## Do this:
Count how many lines hold the string "avatar", and give only that number.

## Dataset content:
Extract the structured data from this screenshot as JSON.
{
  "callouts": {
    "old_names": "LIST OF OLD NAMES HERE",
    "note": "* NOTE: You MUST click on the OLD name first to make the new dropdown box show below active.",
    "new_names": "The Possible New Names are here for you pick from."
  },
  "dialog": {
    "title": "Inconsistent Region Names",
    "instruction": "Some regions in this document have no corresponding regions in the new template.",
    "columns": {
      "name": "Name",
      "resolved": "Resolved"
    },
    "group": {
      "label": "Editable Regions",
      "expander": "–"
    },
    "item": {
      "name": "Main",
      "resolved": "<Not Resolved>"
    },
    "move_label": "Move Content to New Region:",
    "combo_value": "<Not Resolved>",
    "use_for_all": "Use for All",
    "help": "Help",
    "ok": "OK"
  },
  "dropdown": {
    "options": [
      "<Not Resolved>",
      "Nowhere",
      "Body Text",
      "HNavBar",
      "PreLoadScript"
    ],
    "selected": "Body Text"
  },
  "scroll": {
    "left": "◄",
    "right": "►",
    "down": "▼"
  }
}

* * *

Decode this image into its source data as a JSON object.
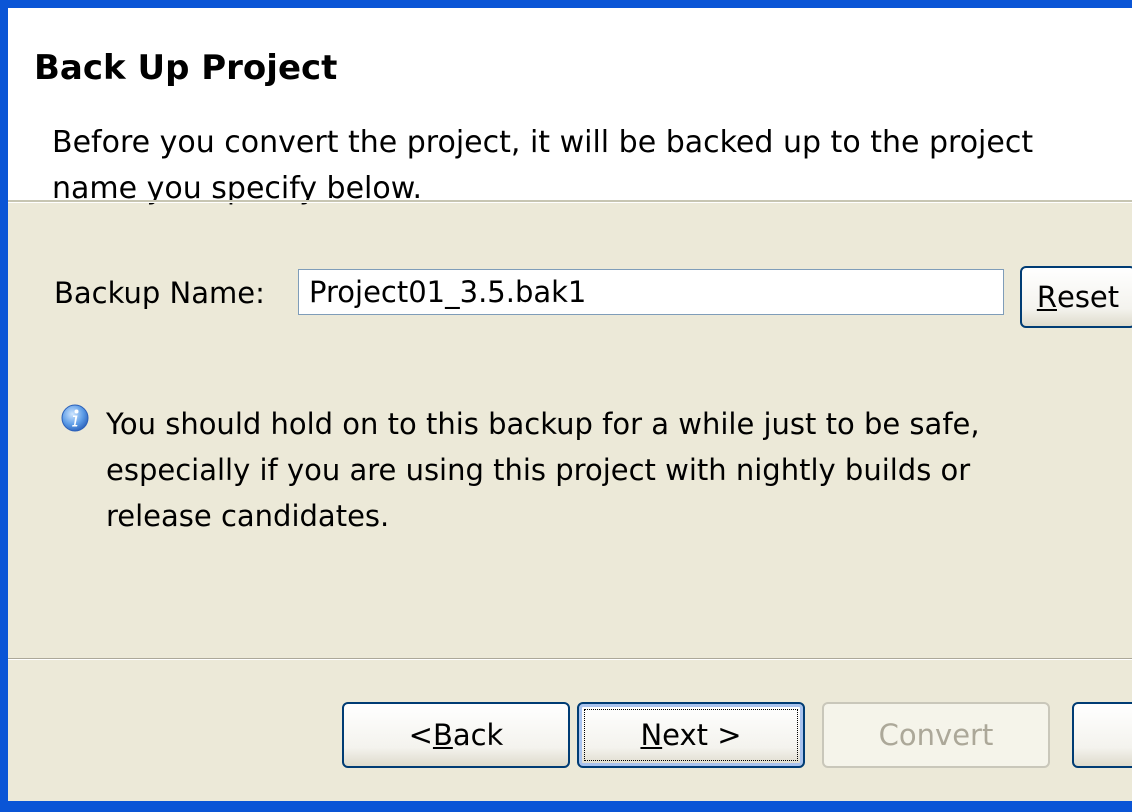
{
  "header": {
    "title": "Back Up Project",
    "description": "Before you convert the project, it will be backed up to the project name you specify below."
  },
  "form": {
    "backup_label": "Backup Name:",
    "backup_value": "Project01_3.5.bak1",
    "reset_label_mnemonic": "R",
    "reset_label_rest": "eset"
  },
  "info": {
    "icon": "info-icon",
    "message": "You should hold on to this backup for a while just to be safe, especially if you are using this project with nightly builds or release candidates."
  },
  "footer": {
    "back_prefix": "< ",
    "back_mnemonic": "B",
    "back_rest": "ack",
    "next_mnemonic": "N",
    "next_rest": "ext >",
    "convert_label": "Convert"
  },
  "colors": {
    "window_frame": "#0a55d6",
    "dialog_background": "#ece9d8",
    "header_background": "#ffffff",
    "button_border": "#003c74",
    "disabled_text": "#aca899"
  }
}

* * *

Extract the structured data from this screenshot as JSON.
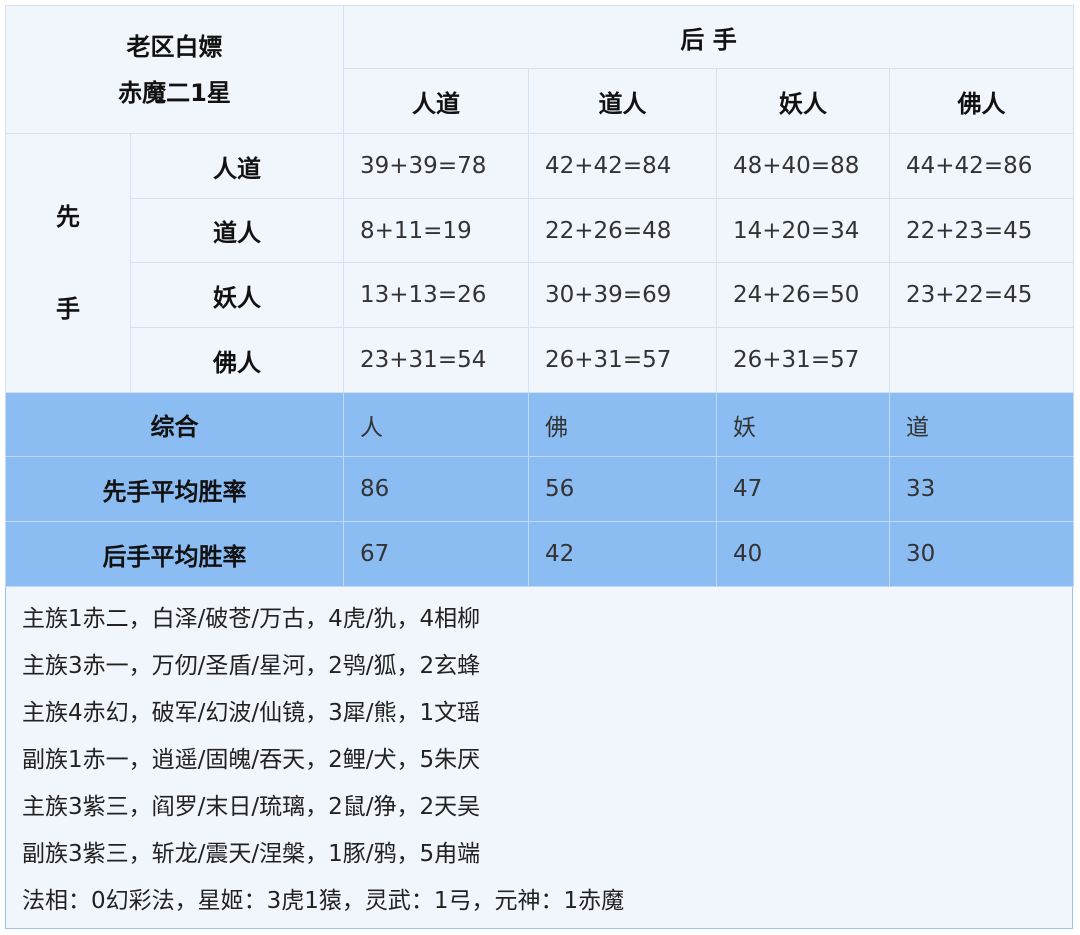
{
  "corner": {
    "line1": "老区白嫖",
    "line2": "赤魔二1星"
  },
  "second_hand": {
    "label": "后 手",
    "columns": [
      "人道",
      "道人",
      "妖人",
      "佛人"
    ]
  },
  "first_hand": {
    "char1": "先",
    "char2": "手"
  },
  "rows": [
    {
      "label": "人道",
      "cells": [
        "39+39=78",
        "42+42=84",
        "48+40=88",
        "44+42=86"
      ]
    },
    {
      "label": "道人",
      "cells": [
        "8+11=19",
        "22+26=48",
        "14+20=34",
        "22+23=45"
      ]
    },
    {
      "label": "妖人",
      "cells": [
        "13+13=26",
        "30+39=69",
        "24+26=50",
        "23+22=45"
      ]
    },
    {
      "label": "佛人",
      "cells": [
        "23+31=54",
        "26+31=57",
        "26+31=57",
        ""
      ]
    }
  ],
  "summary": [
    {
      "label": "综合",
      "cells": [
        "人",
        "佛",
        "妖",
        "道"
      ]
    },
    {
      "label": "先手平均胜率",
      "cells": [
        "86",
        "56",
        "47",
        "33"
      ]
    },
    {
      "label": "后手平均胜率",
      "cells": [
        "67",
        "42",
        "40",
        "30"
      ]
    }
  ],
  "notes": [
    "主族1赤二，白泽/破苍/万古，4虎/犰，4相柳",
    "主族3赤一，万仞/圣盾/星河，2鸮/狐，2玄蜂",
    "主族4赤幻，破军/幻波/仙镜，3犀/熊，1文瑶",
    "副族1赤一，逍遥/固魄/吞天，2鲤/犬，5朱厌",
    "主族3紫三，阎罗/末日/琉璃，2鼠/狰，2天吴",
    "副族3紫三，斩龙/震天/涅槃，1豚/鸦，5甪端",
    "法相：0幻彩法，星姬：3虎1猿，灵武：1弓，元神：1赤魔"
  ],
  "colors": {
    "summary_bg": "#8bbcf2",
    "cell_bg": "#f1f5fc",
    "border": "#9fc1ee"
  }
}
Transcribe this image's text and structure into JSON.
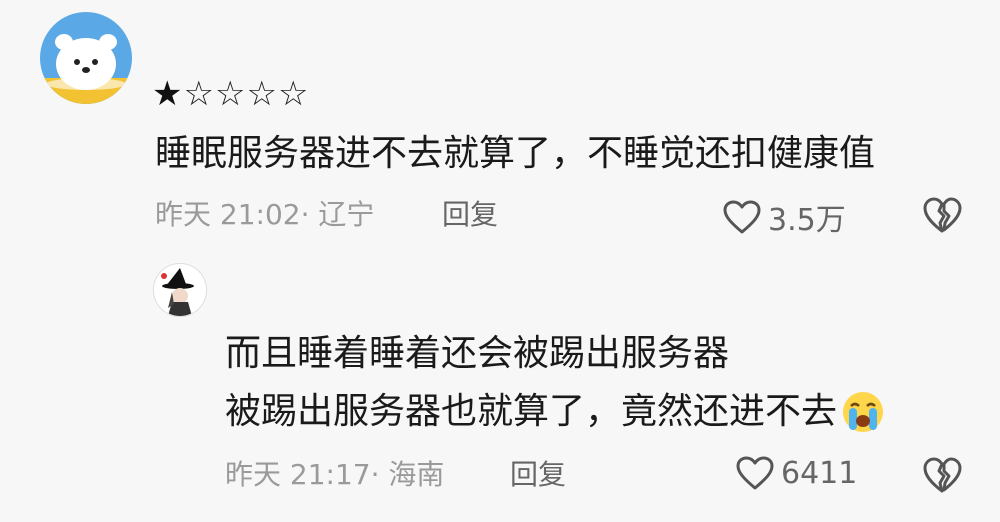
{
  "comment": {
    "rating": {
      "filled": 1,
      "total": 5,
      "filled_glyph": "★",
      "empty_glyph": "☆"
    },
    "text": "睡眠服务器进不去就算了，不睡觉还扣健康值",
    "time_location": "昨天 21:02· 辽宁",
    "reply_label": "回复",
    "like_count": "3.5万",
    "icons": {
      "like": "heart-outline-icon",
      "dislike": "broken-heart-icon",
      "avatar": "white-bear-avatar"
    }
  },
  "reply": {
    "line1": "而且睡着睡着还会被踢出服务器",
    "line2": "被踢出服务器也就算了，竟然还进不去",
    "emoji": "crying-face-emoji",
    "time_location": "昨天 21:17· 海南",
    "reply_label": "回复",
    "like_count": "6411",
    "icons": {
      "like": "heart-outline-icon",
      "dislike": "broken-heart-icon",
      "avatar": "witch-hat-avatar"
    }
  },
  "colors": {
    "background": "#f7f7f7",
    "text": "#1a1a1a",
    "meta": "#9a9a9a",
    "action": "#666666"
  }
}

## Problem solution:
2